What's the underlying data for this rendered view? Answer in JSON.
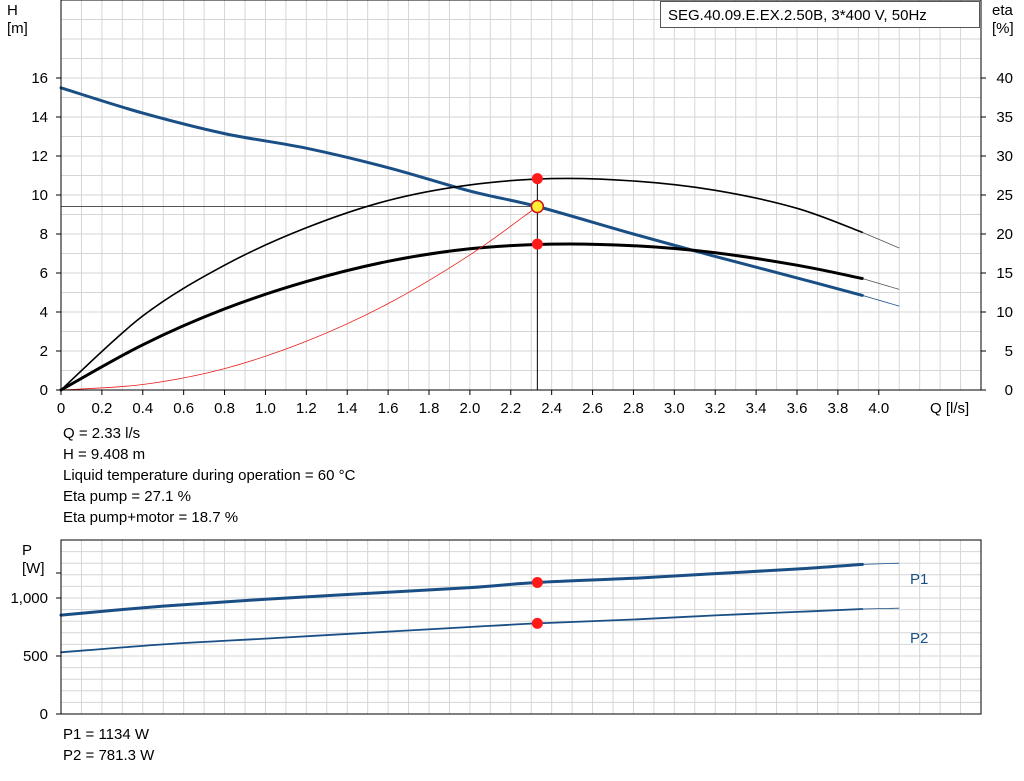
{
  "title": "SEG.40.09.E.EX.2.50B, 3*400 V, 50Hz",
  "colors": {
    "head": "#1a4f86",
    "eta": "#000000",
    "system": "#e8201c",
    "duty": "#ff1a1a",
    "duty_point": "#ffee33",
    "grid": "#d6d6d6"
  },
  "readouts_top": {
    "q": "Q = 2.33 l/s",
    "h": "H = 9.408 m",
    "temp": "Liquid temperature during operation = 60 °C",
    "eta_pump": "Eta pump = 27.1 %",
    "eta_total": "Eta pump+motor = 18.7 %"
  },
  "readouts_bottom": {
    "p1": "P1 = 1134 W",
    "p2": "P2 = 781.3 W"
  },
  "chart_data": [
    {
      "type": "line",
      "title": "SEG.40.09.E.EX.2.50B, 3*400 V, 50Hz",
      "xlabel": "Q [l/s]",
      "ylabel": "H\n[m]",
      "y2label": "eta\n[%]",
      "xlim": [
        0,
        4.5
      ],
      "ylim": [
        0,
        20
      ],
      "y2lim": [
        0,
        50
      ],
      "xticks": [
        "0",
        "0.2",
        "0.4",
        "0.6",
        "0.8",
        "1.0",
        "1.2",
        "1.4",
        "1.6",
        "1.8",
        "2.0",
        "2.2",
        "2.4",
        "2.6",
        "2.8",
        "3.0",
        "3.2",
        "3.4",
        "3.6",
        "3.8",
        "4.0"
      ],
      "yticks": [
        "0",
        "2",
        "4",
        "6",
        "8",
        "10",
        "12",
        "14",
        "16"
      ],
      "y2ticks": [
        "0",
        "5",
        "10",
        "15",
        "20",
        "25",
        "30",
        "35",
        "40"
      ],
      "grid": true,
      "series": [
        {
          "key": "head",
          "axis": "left",
          "color": "#1a4f86",
          "width": 3,
          "x": [
            0,
            0.4,
            0.8,
            1.2,
            1.6,
            2.0,
            2.33,
            2.8,
            3.2,
            3.6,
            3.92
          ],
          "y": [
            15.5,
            14.2,
            13.15,
            12.4,
            11.4,
            10.2,
            9.408,
            8.0,
            6.85,
            5.75,
            4.85
          ],
          "ext_x": [
            3.92,
            4.1
          ],
          "ext_y": [
            4.85,
            4.3
          ]
        },
        {
          "key": "eta_pump",
          "axis": "right",
          "color": "#000000",
          "width": 1.6,
          "x": [
            0,
            0.4,
            0.8,
            1.2,
            1.6,
            2.0,
            2.4,
            2.8,
            3.2,
            3.6,
            3.92
          ],
          "y": [
            0,
            9.5,
            16.0,
            20.8,
            24.3,
            26.3,
            27.1,
            26.8,
            25.6,
            23.3,
            20.2
          ],
          "ext_x": [
            3.92,
            4.1
          ],
          "ext_y": [
            20.2,
            18.2
          ]
        },
        {
          "key": "eta_total",
          "axis": "right",
          "color": "#000000",
          "width": 3,
          "x": [
            0,
            0.4,
            0.8,
            1.2,
            1.6,
            2.0,
            2.4,
            2.8,
            3.2,
            3.6,
            3.92
          ],
          "y": [
            0,
            5.8,
            10.4,
            13.9,
            16.5,
            18.1,
            18.7,
            18.5,
            17.6,
            16.0,
            14.3
          ],
          "ext_x": [
            3.92,
            4.1
          ],
          "ext_y": [
            14.3,
            12.9
          ]
        },
        {
          "key": "system",
          "axis": "left",
          "color": "#e8201c",
          "width": 0.8,
          "x": [
            0,
            0.4,
            0.8,
            1.2,
            1.6,
            2.0,
            2.33
          ],
          "y": [
            0,
            0.28,
            1.1,
            2.5,
            4.43,
            6.93,
            9.408
          ]
        }
      ],
      "points": [
        {
          "key": "eta_pump_pt",
          "axis": "right",
          "x": 2.33,
          "y": 27.1,
          "color": "#ff1a1a"
        },
        {
          "key": "eta_total_pt",
          "axis": "right",
          "x": 2.33,
          "y": 18.7,
          "color": "#ff1a1a"
        },
        {
          "key": "duty_point",
          "axis": "left",
          "x": 2.33,
          "y": 9.408,
          "color": "#ffee33"
        }
      ]
    },
    {
      "type": "line",
      "ylabel": "P\n[W]",
      "xlim": [
        0,
        4.5
      ],
      "ylim": [
        0,
        1500
      ],
      "yticks": [
        "0",
        "500",
        "1,000"
      ],
      "grid": true,
      "series": [
        {
          "key": "p1",
          "name": "P1",
          "color": "#1a4f86",
          "width": 3,
          "x": [
            0,
            0.5,
            1.0,
            1.5,
            2.0,
            2.33,
            2.8,
            3.2,
            3.6,
            3.92
          ],
          "y": [
            853,
            930,
            990,
            1040,
            1090,
            1134,
            1170,
            1210,
            1250,
            1290
          ],
          "ext_x": [
            3.92,
            4.1
          ],
          "ext_y": [
            1290,
            1300
          ]
        },
        {
          "key": "p2",
          "name": "P2",
          "color": "#1a4f86",
          "width": 1.8,
          "x": [
            0,
            0.5,
            1.0,
            1.5,
            2.0,
            2.33,
            2.8,
            3.2,
            3.6,
            3.92
          ],
          "y": [
            532,
            600,
            650,
            700,
            750,
            781.3,
            815,
            850,
            880,
            905
          ],
          "ext_x": [
            3.92,
            4.1
          ],
          "ext_y": [
            905,
            912
          ]
        }
      ],
      "points": [
        {
          "key": "p1_pt",
          "x": 2.33,
          "y": 1134,
          "color": "#ff1a1a"
        },
        {
          "key": "p2_pt",
          "x": 2.33,
          "y": 781.3,
          "color": "#ff1a1a"
        }
      ]
    }
  ]
}
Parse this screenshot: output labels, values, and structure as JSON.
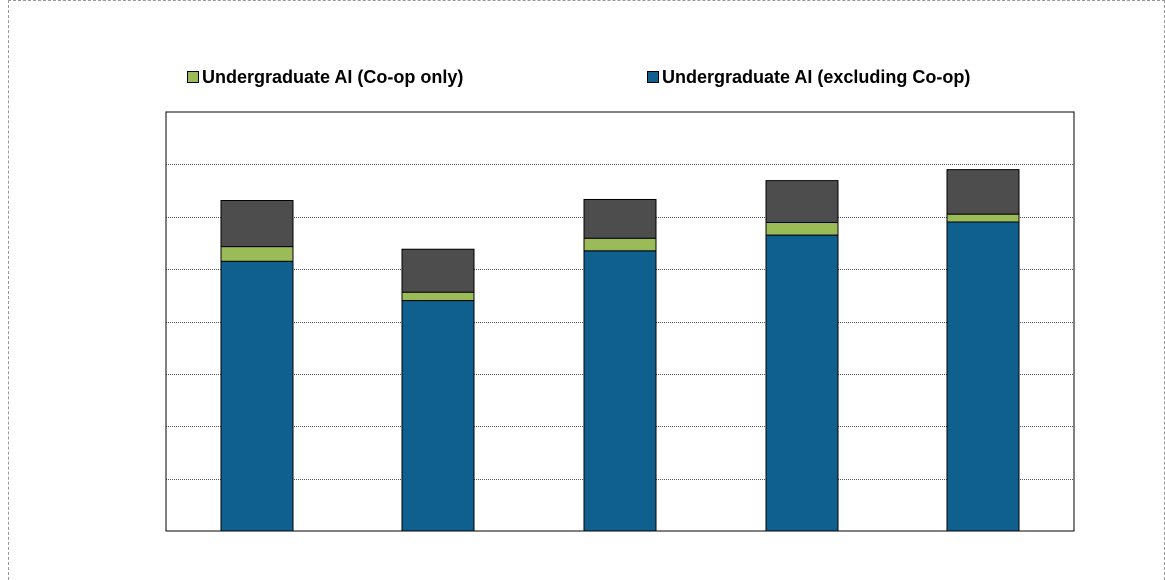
{
  "chart_data": {
    "type": "bar",
    "stacked": true,
    "title": "",
    "xlabel": "",
    "ylabel": "",
    "categories": [
      "",
      "",
      "",
      "",
      ""
    ],
    "ylim": [
      0,
      8
    ],
    "grid": true,
    "legend_position": "top",
    "series": [
      {
        "name": "Undergraduate AI (excluding Co-op)",
        "color": "#0f5f8f",
        "values": [
          5.15,
          4.4,
          5.35,
          5.65,
          5.9
        ]
      },
      {
        "name": "Undergraduate AI (Co-op only)",
        "color": "#9bbb59",
        "values": [
          0.28,
          0.16,
          0.24,
          0.24,
          0.15
        ]
      },
      {
        "color": "#4d4d4d",
        "values": [
          0.88,
          0.82,
          0.74,
          0.8,
          0.85
        ]
      }
    ],
    "legend": [
      {
        "label": "Undergraduate AI (Co-op only)",
        "color": "#9bbb59"
      },
      {
        "label": "Undergraduate AI (excluding Co-op)",
        "color": "#0f5f8f"
      }
    ]
  }
}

---------------

▸ Set problem
From the data above, write out everything exactly except the pictures.

▸ Output of the task
What's the underlying data for this rendered view? Answer in JSON.
{
  "title": "SEG.40.09.E.EX.2.50B, 3*400 V, 50Hz",
  "colors": {
    "head": "#1a4f86",
    "eta": "#000000",
    "system": "#e8201c",
    "duty": "#ff1a1a",
    "duty_point": "#ffee33",
    "grid": "#d6d6d6"
  },
  "readouts_top": {
    "q": "Q = 2.33 l/s",
    "h": "H = 9.408 m",
    "temp": "Liquid temperature during operation = 60 °C",
    "eta_pump": "Eta pump = 27.1 %",
    "eta_total": "Eta pump+motor = 18.7 %"
  },
  "readouts_bottom": {
    "p1": "P1 = 1134 W",
    "p2": "P2 = 781.3 W"
  },
  "chart_data": [
    {
      "type": "line",
      "title": "SEG.40.09.E.EX.2.50B, 3*400 V, 50Hz",
      "xlabel": "Q [l/s]",
      "ylabel": "H\n[m]",
      "y2label": "eta\n[%]",
      "xlim": [
        0,
        4.5
      ],
      "ylim": [
        0,
        20
      ],
      "y2lim": [
        0,
        50
      ],
      "xticks": [
        "0",
        "0.2",
        "0.4",
        "0.6",
        "0.8",
        "1.0",
        "1.2",
        "1.4",
        "1.6",
        "1.8",
        "2.0",
        "2.2",
        "2.4",
        "2.6",
        "2.8",
        "3.0",
        "3.2",
        "3.4",
        "3.6",
        "3.8",
        "4.0"
      ],
      "yticks": [
        "0",
        "2",
        "4",
        "6",
        "8",
        "10",
        "12",
        "14",
        "16"
      ],
      "y2ticks": [
        "0",
        "5",
        "10",
        "15",
        "20",
        "25",
        "30",
        "35",
        "40"
      ],
      "grid": true,
      "series": [
        {
          "key": "head",
          "axis": "left",
          "color": "#1a4f86",
          "width": 3,
          "x": [
            0,
            0.4,
            0.8,
            1.2,
            1.6,
            2.0,
            2.33,
            2.8,
            3.2,
            3.6,
            3.92
          ],
          "y": [
            15.5,
            14.2,
            13.15,
            12.4,
            11.4,
            10.2,
            9.408,
            8.0,
            6.85,
            5.75,
            4.85
          ],
          "ext_x": [
            3.92,
            4.1
          ],
          "ext_y": [
            4.85,
            4.3
          ]
        },
        {
          "key": "eta_pump",
          "axis": "right",
          "color": "#000000",
          "width": 1.6,
          "x": [
            0,
            0.4,
            0.8,
            1.2,
            1.6,
            2.0,
            2.4,
            2.8,
            3.2,
            3.6,
            3.92
          ],
          "y": [
            0,
            9.5,
            16.0,
            20.8,
            24.3,
            26.3,
            27.1,
            26.8,
            25.6,
            23.3,
            20.2
          ],
          "ext_x": [
            3.92,
            4.1
          ],
          "ext_y": [
            20.2,
            18.2
          ]
        },
        {
          "key": "eta_total",
          "axis": "right",
          "color": "#000000",
          "width": 3,
          "x": [
            0,
            0.4,
            0.8,
            1.2,
            1.6,
            2.0,
            2.4,
            2.8,
            3.2,
            3.6,
            3.92
          ],
          "y": [
            0,
            5.8,
            10.4,
            13.9,
            16.5,
            18.1,
            18.7,
            18.5,
            17.6,
            16.0,
            14.3
          ],
          "ext_x": [
            3.92,
            4.1
          ],
          "ext_y": [
            14.3,
            12.9
          ]
        },
        {
          "key": "system",
          "axis": "left",
          "color": "#e8201c",
          "width": 0.8,
          "x": [
            0,
            0.4,
            0.8,
            1.2,
            1.6,
            2.0,
            2.33
          ],
          "y": [
            0,
            0.28,
            1.1,
            2.5,
            4.43,
            6.93,
            9.408
          ]
        }
      ],
      "points": [
        {
          "key": "eta_pump_pt",
          "axis": "right",
          "x": 2.33,
          "y": 27.1,
          "color": "#ff1a1a"
        },
        {
          "key": "eta_total_pt",
          "axis": "right",
          "x": 2.33,
          "y": 18.7,
          "color": "#ff1a1a"
        },
        {
          "key": "duty_point",
          "axis": "left",
          "x": 2.33,
          "y": 9.408,
          "color": "#ffee33"
        }
      ]
    },
    {
      "type": "line",
      "ylabel": "P\n[W]",
      "xlim": [
        0,
        4.5
      ],
      "ylim": [
        0,
        1500
      ],
      "yticks": [
        "0",
        "500",
        "1,000"
      ],
      "grid": true,
      "series": [
        {
          "key": "p1",
          "name": "P1",
          "color": "#1a4f86",
          "width": 3,
          "x": [
            0,
            0.5,
            1.0,
            1.5,
            2.0,
            2.33,
            2.8,
            3.2,
            3.6,
            3.92
          ],
          "y": [
            853,
            930,
            990,
            1040,
            1090,
            1134,
            1170,
            1210,
            1250,
            1290
          ],
          "ext_x": [
            3.92,
            4.1
          ],
          "ext_y": [
            1290,
            1300
          ]
        },
        {
          "key": "p2",
          "name": "P2",
          "color": "#1a4f86",
          "width": 1.8,
          "x": [
            0,
            0.5,
            1.0,
            1.5,
            2.0,
            2.33,
            2.8,
            3.2,
            3.6,
            3.92
          ],
          "y": [
            532,
            600,
            650,
            700,
            750,
            781.3,
            815,
            850,
            880,
            905
          ],
          "ext_x": [
            3.92,
            4.1
          ],
          "ext_y": [
            905,
            912
          ]
        }
      ],
      "points": [
        {
          "key": "p1_pt",
          "x": 2.33,
          "y": 1134,
          "color": "#ff1a1a"
        },
        {
          "key": "p2_pt",
          "x": 2.33,
          "y": 781.3,
          "color": "#ff1a1a"
        }
      ]
    }
  ]
}
Parse this screenshot: output labels, values, and structure as JSON.
{
  "chart_data": {
    "type": "bar",
    "stacked": true,
    "title": "",
    "xlabel": "",
    "ylabel": "",
    "categories": [
      "",
      "",
      "",
      "",
      ""
    ],
    "ylim": [
      0,
      8
    ],
    "grid": true,
    "legend_position": "top",
    "series": [
      {
        "name": "Undergraduate AI (excluding Co-op)",
        "color": "#0f5f8f",
        "values": [
          5.15,
          4.4,
          5.35,
          5.65,
          5.9
        ]
      },
      {
        "name": "Undergraduate AI (Co-op only)",
        "color": "#9bbb59",
        "values": [
          0.28,
          0.16,
          0.24,
          0.24,
          0.15
        ]
      },
      {
        "color": "#4d4d4d",
        "values": [
          0.88,
          0.82,
          0.74,
          0.8,
          0.85
        ]
      }
    ],
    "legend": [
      {
        "label": "Undergraduate AI (Co-op only)",
        "color": "#9bbb59"
      },
      {
        "label": "Undergraduate AI (excluding Co-op)",
        "color": "#0f5f8f"
      }
    ]
  }
}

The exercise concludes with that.